═══ Provided data
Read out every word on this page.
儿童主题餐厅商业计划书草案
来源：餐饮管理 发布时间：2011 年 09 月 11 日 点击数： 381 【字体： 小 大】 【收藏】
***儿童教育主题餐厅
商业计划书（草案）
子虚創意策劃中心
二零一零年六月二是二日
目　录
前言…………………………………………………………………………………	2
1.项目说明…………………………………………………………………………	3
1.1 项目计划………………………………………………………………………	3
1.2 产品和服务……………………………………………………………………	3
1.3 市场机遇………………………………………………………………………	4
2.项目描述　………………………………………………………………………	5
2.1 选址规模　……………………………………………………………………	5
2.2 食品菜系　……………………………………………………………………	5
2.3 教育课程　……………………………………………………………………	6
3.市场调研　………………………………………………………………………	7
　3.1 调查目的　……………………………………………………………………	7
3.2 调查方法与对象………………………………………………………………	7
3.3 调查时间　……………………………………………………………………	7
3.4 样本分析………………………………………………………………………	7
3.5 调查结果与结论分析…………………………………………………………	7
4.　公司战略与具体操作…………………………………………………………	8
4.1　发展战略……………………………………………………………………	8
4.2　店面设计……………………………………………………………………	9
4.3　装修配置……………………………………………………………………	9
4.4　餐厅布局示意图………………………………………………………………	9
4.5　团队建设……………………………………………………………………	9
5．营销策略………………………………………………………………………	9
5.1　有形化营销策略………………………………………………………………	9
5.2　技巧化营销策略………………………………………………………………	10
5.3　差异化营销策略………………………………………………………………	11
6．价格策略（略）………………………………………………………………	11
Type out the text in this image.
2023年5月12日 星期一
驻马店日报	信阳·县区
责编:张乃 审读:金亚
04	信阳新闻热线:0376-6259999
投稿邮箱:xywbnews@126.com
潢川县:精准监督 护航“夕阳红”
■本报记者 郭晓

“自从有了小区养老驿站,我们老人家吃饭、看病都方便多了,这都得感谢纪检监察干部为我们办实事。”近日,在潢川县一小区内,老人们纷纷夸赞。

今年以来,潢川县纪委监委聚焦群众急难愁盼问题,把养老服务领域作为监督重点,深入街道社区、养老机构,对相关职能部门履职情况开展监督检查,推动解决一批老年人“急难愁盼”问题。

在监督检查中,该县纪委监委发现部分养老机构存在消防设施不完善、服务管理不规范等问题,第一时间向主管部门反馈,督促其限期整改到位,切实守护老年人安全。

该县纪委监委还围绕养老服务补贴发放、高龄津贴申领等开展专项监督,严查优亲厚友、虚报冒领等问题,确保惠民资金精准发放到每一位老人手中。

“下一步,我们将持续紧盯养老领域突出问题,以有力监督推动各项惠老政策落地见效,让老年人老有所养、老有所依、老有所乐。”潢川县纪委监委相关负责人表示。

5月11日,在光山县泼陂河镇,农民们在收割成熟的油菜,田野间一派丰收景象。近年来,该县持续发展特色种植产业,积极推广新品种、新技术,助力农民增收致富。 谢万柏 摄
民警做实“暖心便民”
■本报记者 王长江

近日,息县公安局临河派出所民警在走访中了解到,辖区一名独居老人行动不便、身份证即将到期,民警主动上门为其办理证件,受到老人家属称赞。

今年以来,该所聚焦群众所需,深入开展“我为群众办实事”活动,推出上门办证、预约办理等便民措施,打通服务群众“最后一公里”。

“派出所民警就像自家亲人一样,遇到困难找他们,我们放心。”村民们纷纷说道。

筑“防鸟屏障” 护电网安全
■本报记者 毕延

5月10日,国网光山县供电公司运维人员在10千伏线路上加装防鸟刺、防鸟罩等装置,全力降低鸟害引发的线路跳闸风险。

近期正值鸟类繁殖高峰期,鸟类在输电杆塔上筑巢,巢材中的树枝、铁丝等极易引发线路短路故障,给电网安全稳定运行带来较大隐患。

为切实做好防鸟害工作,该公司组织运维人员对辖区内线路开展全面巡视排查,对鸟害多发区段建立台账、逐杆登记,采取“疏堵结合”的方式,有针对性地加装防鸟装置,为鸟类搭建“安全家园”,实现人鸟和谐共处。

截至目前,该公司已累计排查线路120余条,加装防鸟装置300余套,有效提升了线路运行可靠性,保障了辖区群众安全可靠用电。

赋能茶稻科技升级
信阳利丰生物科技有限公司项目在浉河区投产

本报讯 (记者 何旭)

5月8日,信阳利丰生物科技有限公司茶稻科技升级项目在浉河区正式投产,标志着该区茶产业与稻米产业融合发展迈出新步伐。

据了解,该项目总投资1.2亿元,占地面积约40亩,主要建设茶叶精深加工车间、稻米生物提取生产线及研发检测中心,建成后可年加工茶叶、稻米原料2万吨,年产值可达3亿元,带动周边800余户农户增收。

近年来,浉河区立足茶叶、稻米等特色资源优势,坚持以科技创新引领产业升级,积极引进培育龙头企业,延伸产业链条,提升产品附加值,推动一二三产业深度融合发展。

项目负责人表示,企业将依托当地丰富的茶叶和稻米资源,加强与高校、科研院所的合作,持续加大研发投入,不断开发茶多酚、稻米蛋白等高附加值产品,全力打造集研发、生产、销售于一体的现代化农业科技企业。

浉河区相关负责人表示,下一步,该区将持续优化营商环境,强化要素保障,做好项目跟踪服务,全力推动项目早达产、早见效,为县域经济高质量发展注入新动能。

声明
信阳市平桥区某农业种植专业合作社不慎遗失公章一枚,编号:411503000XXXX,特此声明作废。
══════
Task directions =
In the records above, return only the line that contains "Type out the text in this image." and every line after it through the last, exactly as they appear.

Solution =
Type out the text in this image.
2023年5月12日 星期一
驻马店日报	信阳·县区
责编:张乃 审读:金亚
04	信阳新闻热线:0376-6259999
投稿邮箱:xywbnews@126.com
潢川县:精准监督 护航“夕阳红”
■本报记者 郭晓

“自从有了小区养老驿站,我们老人家吃饭、看病都方便多了,这都得感谢纪检监察干部为我们办实事。”近日,在潢川县一小区内,老人们纷纷夸赞。

今年以来,潢川县纪委监委聚焦群众急难愁盼问题,把养老服务领域作为监督重点,深入街道社区、养老机构,对相关职能部门履职情况开展监督检查,推动解决一批老年人“急难愁盼”问题。

在监督检查中,该县纪委监委发现部分养老机构存在消防设施不完善、服务管理不规范等问题,第一时间向主管部门反馈,督促其限期整改到位,切实守护老年人安全。

该县纪委监委还围绕养老服务补贴发放、高龄津贴申领等开展专项监督,严查优亲厚友、虚报冒领等问题,确保惠民资金精准发放到每一位老人手中。

“下一步,我们将持续紧盯养老领域突出问题,以有力监督推动各项惠老政策落地见效,让老年人老有所养、老有所依、老有所乐。”潢川县纪委监委相关负责人表示。

5月11日,在光山县泼陂河镇,农民们在收割成熟的油菜,田野间一派丰收景象。近年来,该县持续发展特色种植产业,积极推广新品种、新技术,助力农民增收致富。 谢万柏 摄
民警做实“暖心便民”
■本报记者 王长江

近日,息县公安局临河派出所民警在走访中了解到,辖区一名独居老人行动不便、身份证即将到期,民警主动上门为其办理证件,受到老人家属称赞。

今年以来,该所聚焦群众所需,深入开展“我为群众办实事”活动,推出上门办证、预约办理等便民措施,打通服务群众“最后一公里”。

“派出所民警就像自家亲人一样,遇到困难找他们,我们放心。”村民们纷纷说道。

筑“防鸟屏障” 护电网安全
■本报记者 毕延

5月10日,国网光山县供电公司运维人员在10千伏线路上加装防鸟刺、防鸟罩等装置,全力降低鸟害引发的线路跳闸风险。

近期正值鸟类繁殖高峰期,鸟类在输电杆塔上筑巢,巢材中的树枝、铁丝等极易引发线路短路故障,给电网安全稳定运行带来较大隐患。

为切实做好防鸟害工作,该公司组织运维人员对辖区内线路开展全面巡视排查,对鸟害多发区段建立台账、逐杆登记,采取“疏堵结合”的方式,有针对性地加装防鸟装置,为鸟类搭建“安全家园”,实现人鸟和谐共处。

截至目前,该公司已累计排查线路120余条,加装防鸟装置300余套,有效提升了线路运行可靠性,保障了辖区群众安全可靠用电。

赋能茶稻科技升级
信阳利丰生物科技有限公司项目在浉河区投产

本报讯 (记者 何旭)

5月8日,信阳利丰生物科技有限公司茶稻科技升级项目在浉河区正式投产,标志着该区茶产业与稻米产业融合发展迈出新步伐。

据了解,该项目总投资1.2亿元,占地面积约40亩,主要建设茶叶精深加工车间、稻米生物提取生产线及研发检测中心,建成后可年加工茶叶、稻米原料2万吨,年产值可达3亿元,带动周边800余户农户增收。

近年来,浉河区立足茶叶、稻米等特色资源优势,坚持以科技创新引领产业升级,积极引进培育龙头企业,延伸产业链条,提升产品附加值,推动一二三产业深度融合发展。

项目负责人表示,企业将依托当地丰富的茶叶和稻米资源,加强与高校、科研院所的合作,持续加大研发投入,不断开发茶多酚、稻米蛋白等高附加值产品,全力打造集研发、生产、销售于一体的现代化农业科技企业。

浉河区相关负责人表示,下一步,该区将持续优化营商环境,强化要素保障,做好项目跟踪服务,全力推动项目早达产、早见效,为县域经济高质量发展注入新动能。

声明
信阳市平桥区某农业种植专业合作社不慎遗失公章一枚,编号:411503000XXXX,特此声明作废。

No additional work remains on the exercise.